START SUPPLIED MATERIAL

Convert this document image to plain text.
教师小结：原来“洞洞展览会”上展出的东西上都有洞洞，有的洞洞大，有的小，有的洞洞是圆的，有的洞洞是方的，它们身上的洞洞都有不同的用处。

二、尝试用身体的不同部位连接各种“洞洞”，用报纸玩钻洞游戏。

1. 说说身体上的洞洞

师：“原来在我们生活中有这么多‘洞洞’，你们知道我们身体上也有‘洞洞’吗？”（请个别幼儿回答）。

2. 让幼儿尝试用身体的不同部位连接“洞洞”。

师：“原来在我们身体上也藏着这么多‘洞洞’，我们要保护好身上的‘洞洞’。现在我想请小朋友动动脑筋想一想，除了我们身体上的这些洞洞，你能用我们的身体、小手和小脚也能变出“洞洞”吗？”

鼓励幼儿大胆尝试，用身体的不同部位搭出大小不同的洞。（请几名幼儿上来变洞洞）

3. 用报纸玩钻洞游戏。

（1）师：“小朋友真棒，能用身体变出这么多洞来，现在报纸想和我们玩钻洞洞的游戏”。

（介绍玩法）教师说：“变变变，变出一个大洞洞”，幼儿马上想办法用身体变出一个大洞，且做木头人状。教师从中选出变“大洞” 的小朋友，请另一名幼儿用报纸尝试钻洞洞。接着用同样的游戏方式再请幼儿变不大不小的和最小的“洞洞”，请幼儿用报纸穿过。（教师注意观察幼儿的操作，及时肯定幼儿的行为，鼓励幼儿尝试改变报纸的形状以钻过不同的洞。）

END SUPPLIED MATERIAL
START SUPPLIED MATERIAL

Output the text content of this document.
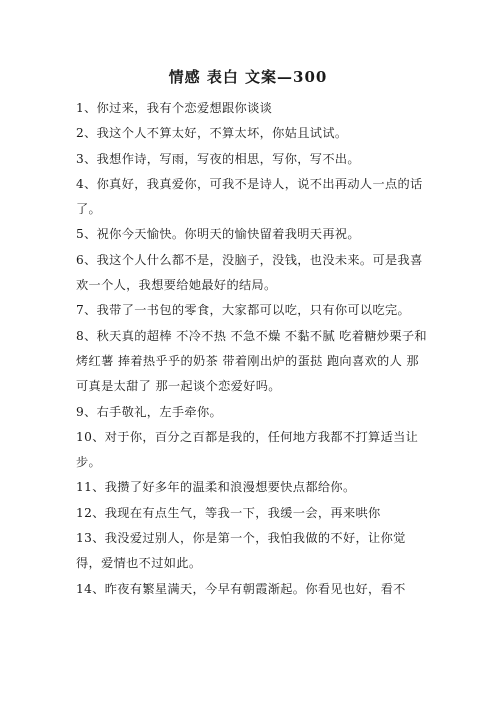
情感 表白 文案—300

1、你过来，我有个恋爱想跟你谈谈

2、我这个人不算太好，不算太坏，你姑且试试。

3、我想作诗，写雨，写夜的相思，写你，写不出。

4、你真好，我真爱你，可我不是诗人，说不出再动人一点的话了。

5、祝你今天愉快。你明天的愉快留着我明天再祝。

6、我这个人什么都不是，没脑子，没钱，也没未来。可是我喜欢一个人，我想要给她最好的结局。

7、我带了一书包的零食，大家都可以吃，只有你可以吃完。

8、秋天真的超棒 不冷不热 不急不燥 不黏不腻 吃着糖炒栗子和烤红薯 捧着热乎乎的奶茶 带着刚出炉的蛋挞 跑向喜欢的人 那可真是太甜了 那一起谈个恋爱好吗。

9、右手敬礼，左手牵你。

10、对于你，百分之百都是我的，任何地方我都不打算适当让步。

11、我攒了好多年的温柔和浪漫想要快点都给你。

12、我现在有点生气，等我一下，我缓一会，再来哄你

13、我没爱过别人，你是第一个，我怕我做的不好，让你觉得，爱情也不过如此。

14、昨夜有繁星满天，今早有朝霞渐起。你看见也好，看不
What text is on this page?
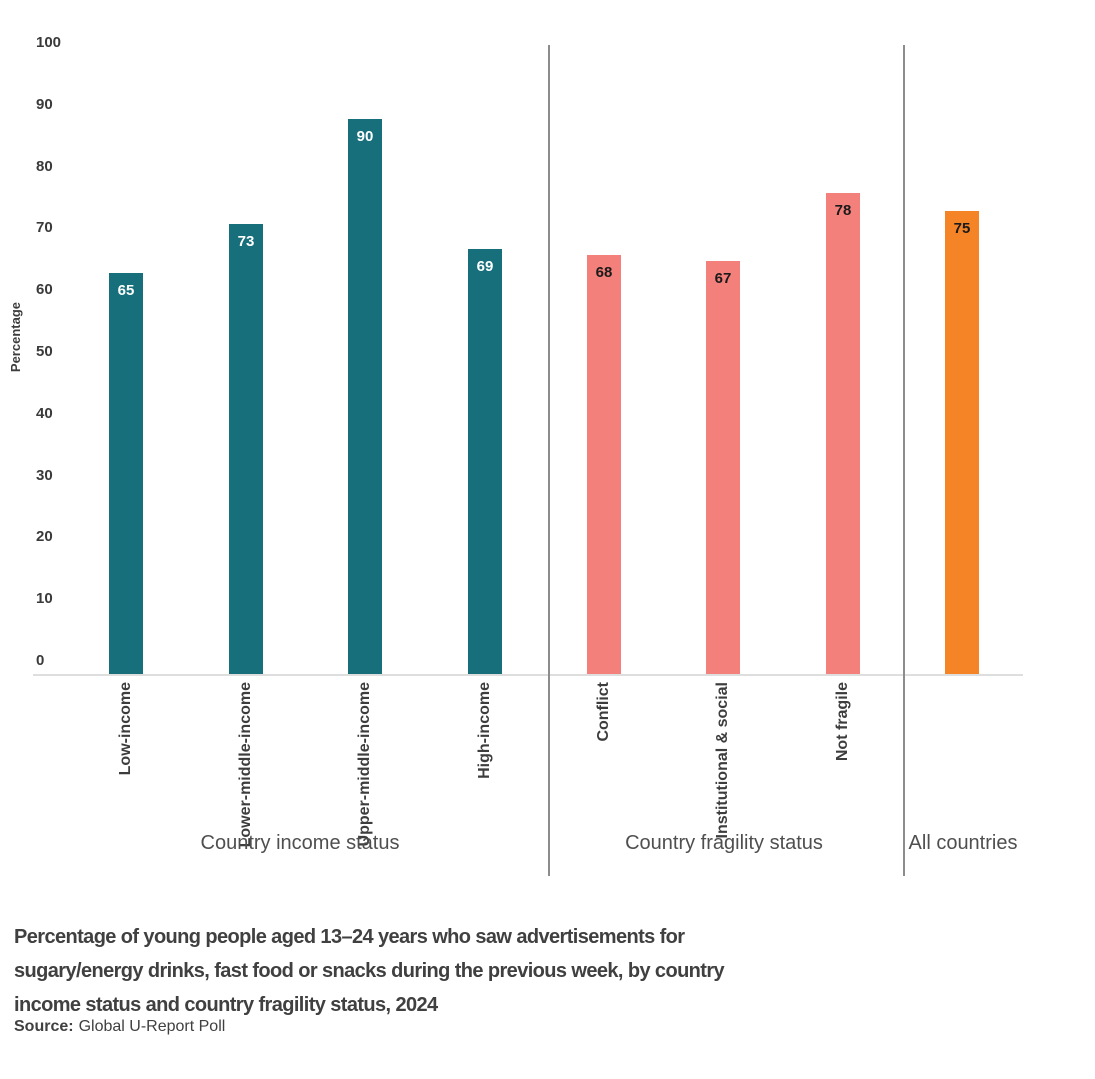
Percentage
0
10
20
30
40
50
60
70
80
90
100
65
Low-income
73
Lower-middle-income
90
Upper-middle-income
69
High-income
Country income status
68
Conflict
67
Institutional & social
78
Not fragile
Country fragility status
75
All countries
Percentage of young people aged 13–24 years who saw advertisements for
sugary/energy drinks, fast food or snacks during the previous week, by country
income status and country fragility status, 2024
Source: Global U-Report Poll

END SUPPLIED MATERIAL

GOAL
Using the listing, copy every line where the word "middle" shows up.

ANSWER FOR THIS EXERCISE
Lower-middle-income
Upper-middle-income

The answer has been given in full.